Figure dataset records:

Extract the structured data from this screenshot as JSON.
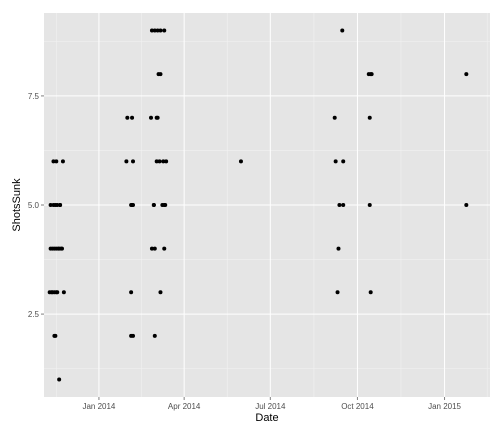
{
  "chart_data": {
    "type": "scatter",
    "title": "",
    "xlabel": "Date",
    "ylabel": "ShotsSunk",
    "xlim": [
      "2013-11-04",
      "2015-02-18"
    ],
    "ylim": [
      0.6,
      9.4
    ],
    "x_ticks": [
      {
        "date": "2014-01-01",
        "label": "Jan 2014"
      },
      {
        "date": "2014-04-01",
        "label": "Apr 2014"
      },
      {
        "date": "2014-07-01",
        "label": "Jul 2014"
      },
      {
        "date": "2014-10-01",
        "label": "Oct 2014"
      },
      {
        "date": "2015-01-01",
        "label": "Jan 2015"
      }
    ],
    "y_ticks": [
      {
        "value": 2.5,
        "label": "2.5"
      },
      {
        "value": 5.0,
        "label": "5.0"
      },
      {
        "value": 7.5,
        "label": "7.5"
      }
    ],
    "grid": true,
    "background": "#e5e5e5",
    "grid_color": "#ffffff",
    "point_color": "#000000",
    "points": [
      {
        "x": "2013-11-10",
        "y": 3
      },
      {
        "x": "2013-11-11",
        "y": 4
      },
      {
        "x": "2013-11-11",
        "y": 5
      },
      {
        "x": "2013-11-12",
        "y": 3
      },
      {
        "x": "2013-11-13",
        "y": 4
      },
      {
        "x": "2013-11-13",
        "y": 3
      },
      {
        "x": "2013-11-14",
        "y": 6
      },
      {
        "x": "2013-11-14",
        "y": 5
      },
      {
        "x": "2013-11-15",
        "y": 4
      },
      {
        "x": "2013-11-15",
        "y": 3
      },
      {
        "x": "2013-11-15",
        "y": 2
      },
      {
        "x": "2013-11-16",
        "y": 2
      },
      {
        "x": "2013-11-16",
        "y": 5
      },
      {
        "x": "2013-11-17",
        "y": 6
      },
      {
        "x": "2013-11-17",
        "y": 4
      },
      {
        "x": "2013-11-17",
        "y": 3
      },
      {
        "x": "2013-11-18",
        "y": 5
      },
      {
        "x": "2013-11-18",
        "y": 3
      },
      {
        "x": "2013-11-19",
        "y": 4
      },
      {
        "x": "2013-11-20",
        "y": 1
      },
      {
        "x": "2013-11-20",
        "y": 4
      },
      {
        "x": "2013-11-21",
        "y": 5
      },
      {
        "x": "2013-11-21",
        "y": 5
      },
      {
        "x": "2013-11-22",
        "y": 4
      },
      {
        "x": "2013-11-23",
        "y": 4
      },
      {
        "x": "2013-11-24",
        "y": 6
      },
      {
        "x": "2013-11-25",
        "y": 3
      },
      {
        "x": "2014-01-30",
        "y": 6
      },
      {
        "x": "2014-01-31",
        "y": 7
      },
      {
        "x": "2014-02-04",
        "y": 5
      },
      {
        "x": "2014-02-04",
        "y": 3
      },
      {
        "x": "2014-02-04",
        "y": 2
      },
      {
        "x": "2014-02-05",
        "y": 7
      },
      {
        "x": "2014-02-05",
        "y": 5
      },
      {
        "x": "2014-02-06",
        "y": 6
      },
      {
        "x": "2014-02-06",
        "y": 2
      },
      {
        "x": "2014-02-06",
        "y": 5
      },
      {
        "x": "2014-02-25",
        "y": 7
      },
      {
        "x": "2014-02-26",
        "y": 9
      },
      {
        "x": "2014-02-26",
        "y": 4
      },
      {
        "x": "2014-02-28",
        "y": 5
      },
      {
        "x": "2014-02-28",
        "y": 5
      },
      {
        "x": "2014-03-01",
        "y": 9
      },
      {
        "x": "2014-03-01",
        "y": 4
      },
      {
        "x": "2014-03-01",
        "y": 2
      },
      {
        "x": "2014-03-03",
        "y": 6
      },
      {
        "x": "2014-03-03",
        "y": 7
      },
      {
        "x": "2014-03-04",
        "y": 9
      },
      {
        "x": "2014-03-04",
        "y": 7
      },
      {
        "x": "2014-03-05",
        "y": 8
      },
      {
        "x": "2014-03-06",
        "y": 6
      },
      {
        "x": "2014-03-07",
        "y": 3
      },
      {
        "x": "2014-03-07",
        "y": 9
      },
      {
        "x": "2014-03-07",
        "y": 8
      },
      {
        "x": "2014-03-09",
        "y": 5
      },
      {
        "x": "2014-03-10",
        "y": 6
      },
      {
        "x": "2014-03-11",
        "y": 9
      },
      {
        "x": "2014-03-11",
        "y": 5
      },
      {
        "x": "2014-03-11",
        "y": 4
      },
      {
        "x": "2014-03-12",
        "y": 5
      },
      {
        "x": "2014-03-13",
        "y": 6
      },
      {
        "x": "2014-05-31",
        "y": 6
      },
      {
        "x": "2014-09-07",
        "y": 7
      },
      {
        "x": "2014-09-08",
        "y": 6
      },
      {
        "x": "2014-09-10",
        "y": 3
      },
      {
        "x": "2014-09-11",
        "y": 4
      },
      {
        "x": "2014-09-12",
        "y": 5
      },
      {
        "x": "2014-09-15",
        "y": 9
      },
      {
        "x": "2014-09-16",
        "y": 6
      },
      {
        "x": "2014-09-16",
        "y": 5
      },
      {
        "x": "2014-10-13",
        "y": 8
      },
      {
        "x": "2014-10-14",
        "y": 7
      },
      {
        "x": "2014-10-14",
        "y": 5
      },
      {
        "x": "2014-10-15",
        "y": 8
      },
      {
        "x": "2014-10-15",
        "y": 3
      },
      {
        "x": "2014-10-16",
        "y": 8
      },
      {
        "x": "2015-01-24",
        "y": 8
      },
      {
        "x": "2015-01-24",
        "y": 5
      }
    ]
  }
}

_Set task_. Copy every record above exactly, leaving out the pictures.

_The reply_.
Extract the structured data from this screenshot as JSON.
{
  "chart_data": {
    "type": "scatter",
    "title": "",
    "xlabel": "Date",
    "ylabel": "ShotsSunk",
    "xlim": [
      "2013-11-04",
      "2015-02-18"
    ],
    "ylim": [
      0.6,
      9.4
    ],
    "x_ticks": [
      {
        "date": "2014-01-01",
        "label": "Jan 2014"
      },
      {
        "date": "2014-04-01",
        "label": "Apr 2014"
      },
      {
        "date": "2014-07-01",
        "label": "Jul 2014"
      },
      {
        "date": "2014-10-01",
        "label": "Oct 2014"
      },
      {
        "date": "2015-01-01",
        "label": "Jan 2015"
      }
    ],
    "y_ticks": [
      {
        "value": 2.5,
        "label": "2.5"
      },
      {
        "value": 5.0,
        "label": "5.0"
      },
      {
        "value": 7.5,
        "label": "7.5"
      }
    ],
    "grid": true,
    "background": "#e5e5e5",
    "grid_color": "#ffffff",
    "point_color": "#000000",
    "points": [
      {
        "x": "2013-11-10",
        "y": 3
      },
      {
        "x": "2013-11-11",
        "y": 4
      },
      {
        "x": "2013-11-11",
        "y": 5
      },
      {
        "x": "2013-11-12",
        "y": 3
      },
      {
        "x": "2013-11-13",
        "y": 4
      },
      {
        "x": "2013-11-13",
        "y": 3
      },
      {
        "x": "2013-11-14",
        "y": 6
      },
      {
        "x": "2013-11-14",
        "y": 5
      },
      {
        "x": "2013-11-15",
        "y": 4
      },
      {
        "x": "2013-11-15",
        "y": 3
      },
      {
        "x": "2013-11-15",
        "y": 2
      },
      {
        "x": "2013-11-16",
        "y": 2
      },
      {
        "x": "2013-11-16",
        "y": 5
      },
      {
        "x": "2013-11-17",
        "y": 6
      },
      {
        "x": "2013-11-17",
        "y": 4
      },
      {
        "x": "2013-11-17",
        "y": 3
      },
      {
        "x": "2013-11-18",
        "y": 5
      },
      {
        "x": "2013-11-18",
        "y": 3
      },
      {
        "x": "2013-11-19",
        "y": 4
      },
      {
        "x": "2013-11-20",
        "y": 1
      },
      {
        "x": "2013-11-20",
        "y": 4
      },
      {
        "x": "2013-11-21",
        "y": 5
      },
      {
        "x": "2013-11-21",
        "y": 5
      },
      {
        "x": "2013-11-22",
        "y": 4
      },
      {
        "x": "2013-11-23",
        "y": 4
      },
      {
        "x": "2013-11-24",
        "y": 6
      },
      {
        "x": "2013-11-25",
        "y": 3
      },
      {
        "x": "2014-01-30",
        "y": 6
      },
      {
        "x": "2014-01-31",
        "y": 7
      },
      {
        "x": "2014-02-04",
        "y": 5
      },
      {
        "x": "2014-02-04",
        "y": 3
      },
      {
        "x": "2014-02-04",
        "y": 2
      },
      {
        "x": "2014-02-05",
        "y": 7
      },
      {
        "x": "2014-02-05",
        "y": 5
      },
      {
        "x": "2014-02-06",
        "y": 6
      },
      {
        "x": "2014-02-06",
        "y": 2
      },
      {
        "x": "2014-02-06",
        "y": 5
      },
      {
        "x": "2014-02-25",
        "y": 7
      },
      {
        "x": "2014-02-26",
        "y": 9
      },
      {
        "x": "2014-02-26",
        "y": 4
      },
      {
        "x": "2014-02-28",
        "y": 5
      },
      {
        "x": "2014-02-28",
        "y": 5
      },
      {
        "x": "2014-03-01",
        "y": 9
      },
      {
        "x": "2014-03-01",
        "y": 4
      },
      {
        "x": "2014-03-01",
        "y": 2
      },
      {
        "x": "2014-03-03",
        "y": 6
      },
      {
        "x": "2014-03-03",
        "y": 7
      },
      {
        "x": "2014-03-04",
        "y": 9
      },
      {
        "x": "2014-03-04",
        "y": 7
      },
      {
        "x": "2014-03-05",
        "y": 8
      },
      {
        "x": "2014-03-06",
        "y": 6
      },
      {
        "x": "2014-03-07",
        "y": 3
      },
      {
        "x": "2014-03-07",
        "y": 9
      },
      {
        "x": "2014-03-07",
        "y": 8
      },
      {
        "x": "2014-03-09",
        "y": 5
      },
      {
        "x": "2014-03-10",
        "y": 6
      },
      {
        "x": "2014-03-11",
        "y": 9
      },
      {
        "x": "2014-03-11",
        "y": 5
      },
      {
        "x": "2014-03-11",
        "y": 4
      },
      {
        "x": "2014-03-12",
        "y": 5
      },
      {
        "x": "2014-03-13",
        "y": 6
      },
      {
        "x": "2014-05-31",
        "y": 6
      },
      {
        "x": "2014-09-07",
        "y": 7
      },
      {
        "x": "2014-09-08",
        "y": 6
      },
      {
        "x": "2014-09-10",
        "y": 3
      },
      {
        "x": "2014-09-11",
        "y": 4
      },
      {
        "x": "2014-09-12",
        "y": 5
      },
      {
        "x": "2014-09-15",
        "y": 9
      },
      {
        "x": "2014-09-16",
        "y": 6
      },
      {
        "x": "2014-09-16",
        "y": 5
      },
      {
        "x": "2014-10-13",
        "y": 8
      },
      {
        "x": "2014-10-14",
        "y": 7
      },
      {
        "x": "2014-10-14",
        "y": 5
      },
      {
        "x": "2014-10-15",
        "y": 8
      },
      {
        "x": "2014-10-15",
        "y": 3
      },
      {
        "x": "2014-10-16",
        "y": 8
      },
      {
        "x": "2015-01-24",
        "y": 8
      },
      {
        "x": "2015-01-24",
        "y": 5
      }
    ]
  }
}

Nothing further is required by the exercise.